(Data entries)

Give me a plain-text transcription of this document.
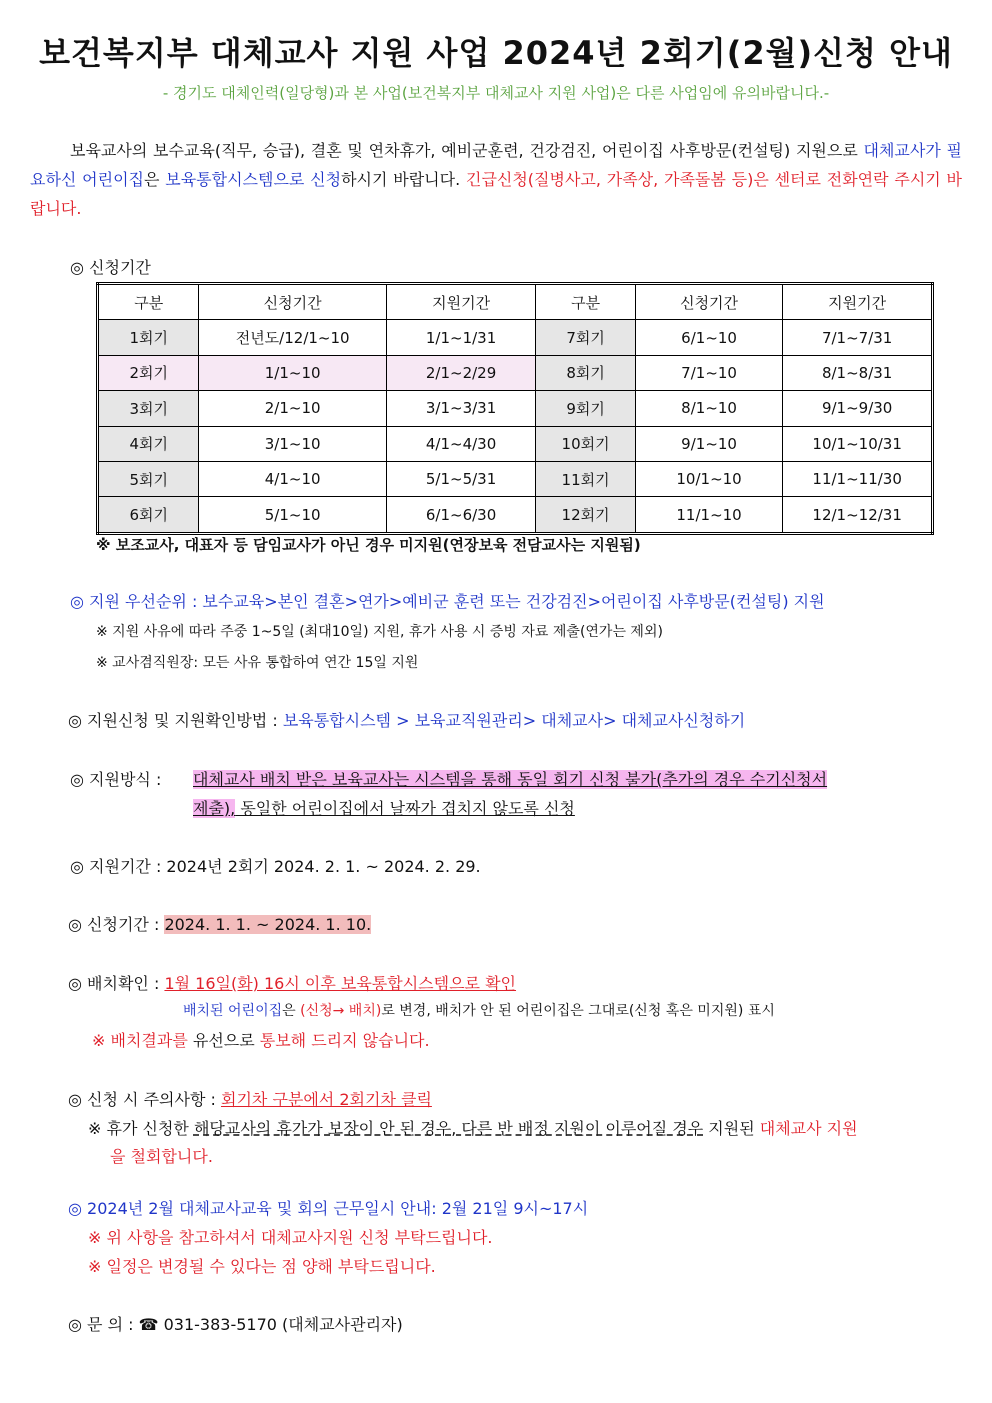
보건복지부 대체교사 지원 사업 2024년 2회기(2월)신청 안내
- 경기도 대체인력(일당형)과 본 사업(보건복지부 대체교사 지원 사업)은 다른 사업임에 유의바랍니다.-
보육교사의 보수교육(직무, 승급), 결혼 및 연차휴가, 예비군훈련, 건강검진, 어린이집 사후방문(컨설팅) 지원으로 대체교사가 필요하신 어린이집은 보육통합시스템으로 신청하시기 바랍니다. 긴급신청(질병사고, 가족상, 가족돌봄 등)은 센터로 전화연락 주시기 바랍니다.
◎ 신청기간
구분	신청기간	지원기간	구분	신청기간	지원기간
1회기	전년도/12/1~10	1/1~1/31	7회기	6/1~10	7/1~7/31
2회기	1/1~10	2/1~2/29	8회기	7/1~10	8/1~8/31
3회기	2/1~10	3/1~3/31	9회기	8/1~10	9/1~9/30
4회기	3/1~10	4/1~4/30	10회기	9/1~10	10/1~10/31
5회기	4/1~10	5/1~5/31	11회기	10/1~10	11/1~11/30
6회기	5/1~10	6/1~6/30	12회기	11/1~10	12/1~12/31
※ 보조교사, 대표자 등 담임교사가 아닌 경우 미지원(연장보육 전담교사는 지원됨)
◎ 지원 우선순위 : 보수교육>본인 결혼>연가>예비군 훈련 또는 건강검진>어린이집 사후방문(컨설팅) 지원
※ 지원 사유에 따라 주중 1~5일 (최대10일) 지원, 휴가 사용 시 증빙 자료 제출(연가는 제외)
※ 교사겸직원장: 모든 사유 통합하여 연간 15일 지원
◎ 지원신청 및 지원확인방법 : 보육통합시스템 > 보육교직원관리> 대체교사> 대체교사신청하기
◎ 지원방식 : 대체교사 배치 받은 보육교사는 시스템을 통해 동일 회기 신청 불가(추가의 경우 수기신청서
제출), 동일한 어린이집에서 날짜가 겹치지 않도록 신청
◎ 지원기간 : 2024년 2회기 2024. 2. 1. ~ 2024. 2. 29.
◎ 신청기간 : 2024. 1. 1. ~ 2024. 1. 10.
◎ 배치확인 : 1월 16일(화) 16시 이후 보육통합시스템으로 확인
배치된 어린이집은 (신청→ 배치)로 변경, 배치가 안 된 어린이집은 그대로(신청 혹은 미지원) 표시
※ 배치결과를 유선으로 통보해 드리지 않습니다.
◎ 신청 시 주의사항 : 회기차 구분에서 2회기차 클릭
※ 휴가 신청한 해당교사의 휴가가 보장이 안 된 경우, 다른 반 배정 지원이 이루어질 경우 지원된 대체교사 지원
을 철회합니다.
◎ 2024년 2월 대체교사교육 및 회의 근무일시 안내: 2월 21일 9시~17시
※ 위 사항을 참고하셔서 대체교사지원 신청 부탁드립니다.
※ 일정은 변경될 수 있다는 점 양해 부탁드립니다.
◎ 문 의 : ☎ 031-383-5170 (대체교사관리자)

Problem statement
Pictures appear in the records above. Output everything except them, exactly.

Answer for this exercise
Give me a plain-text transcription of this document.
보건복지부 대체교사 지원 사업 2024년 2회기(2월)신청 안내
- 경기도 대체인력(일당형)과 본 사업(보건복지부 대체교사 지원 사업)은 다른 사업임에 유의바랍니다.-
보육교사의 보수교육(직무, 승급), 결혼 및 연차휴가, 예비군훈련, 건강검진, 어린이집 사후방문(컨설팅) 지원으로 대체교사가 필요하신 어린이집은 보육통합시스템으로 신청하시기 바랍니다. 긴급신청(질병사고, 가족상, 가족돌봄 등)은 센터로 전화연락 주시기 바랍니다.
◎ 신청기간
구분	신청기간	지원기간	구분	신청기간	지원기간
1회기	전년도/12/1~10	1/1~1/31	7회기	6/1~10	7/1~7/31
2회기	1/1~10	2/1~2/29	8회기	7/1~10	8/1~8/31
3회기	2/1~10	3/1~3/31	9회기	8/1~10	9/1~9/30
4회기	3/1~10	4/1~4/30	10회기	9/1~10	10/1~10/31
5회기	4/1~10	5/1~5/31	11회기	10/1~10	11/1~11/30
6회기	5/1~10	6/1~6/30	12회기	11/1~10	12/1~12/31
※ 보조교사, 대표자 등 담임교사가 아닌 경우 미지원(연장보육 전담교사는 지원됨)
◎ 지원 우선순위 : 보수교육>본인 결혼>연가>예비군 훈련 또는 건강검진>어린이집 사후방문(컨설팅) 지원
※ 지원 사유에 따라 주중 1~5일 (최대10일) 지원, 휴가 사용 시 증빙 자료 제출(연가는 제외)
※ 교사겸직원장: 모든 사유 통합하여 연간 15일 지원
◎ 지원신청 및 지원확인방법 : 보육통합시스템 > 보육교직원관리> 대체교사> 대체교사신청하기
◎ 지원방식 : 대체교사 배치 받은 보육교사는 시스템을 통해 동일 회기 신청 불가(추가의 경우 수기신청서
제출), 동일한 어린이집에서 날짜가 겹치지 않도록 신청
◎ 지원기간 : 2024년 2회기 2024. 2. 1. ~ 2024. 2. 29.
◎ 신청기간 : 2024. 1. 1. ~ 2024. 1. 10.
◎ 배치확인 : 1월 16일(화) 16시 이후 보육통합시스템으로 확인
배치된 어린이집은 (신청→ 배치)로 변경, 배치가 안 된 어린이집은 그대로(신청 혹은 미지원) 표시
※ 배치결과를 유선으로 통보해 드리지 않습니다.
◎ 신청 시 주의사항 : 회기차 구분에서 2회기차 클릭
※ 휴가 신청한 해당교사의 휴가가 보장이 안 된 경우, 다른 반 배정 지원이 이루어질 경우 지원된 대체교사 지원
을 철회합니다.
◎ 2024년 2월 대체교사교육 및 회의 근무일시 안내: 2월 21일 9시~17시
※ 위 사항을 참고하셔서 대체교사지원 신청 부탁드립니다.
※ 일정은 변경될 수 있다는 점 양해 부탁드립니다.
◎ 문 의 : ☎ 031-383-5170 (대체교사관리자)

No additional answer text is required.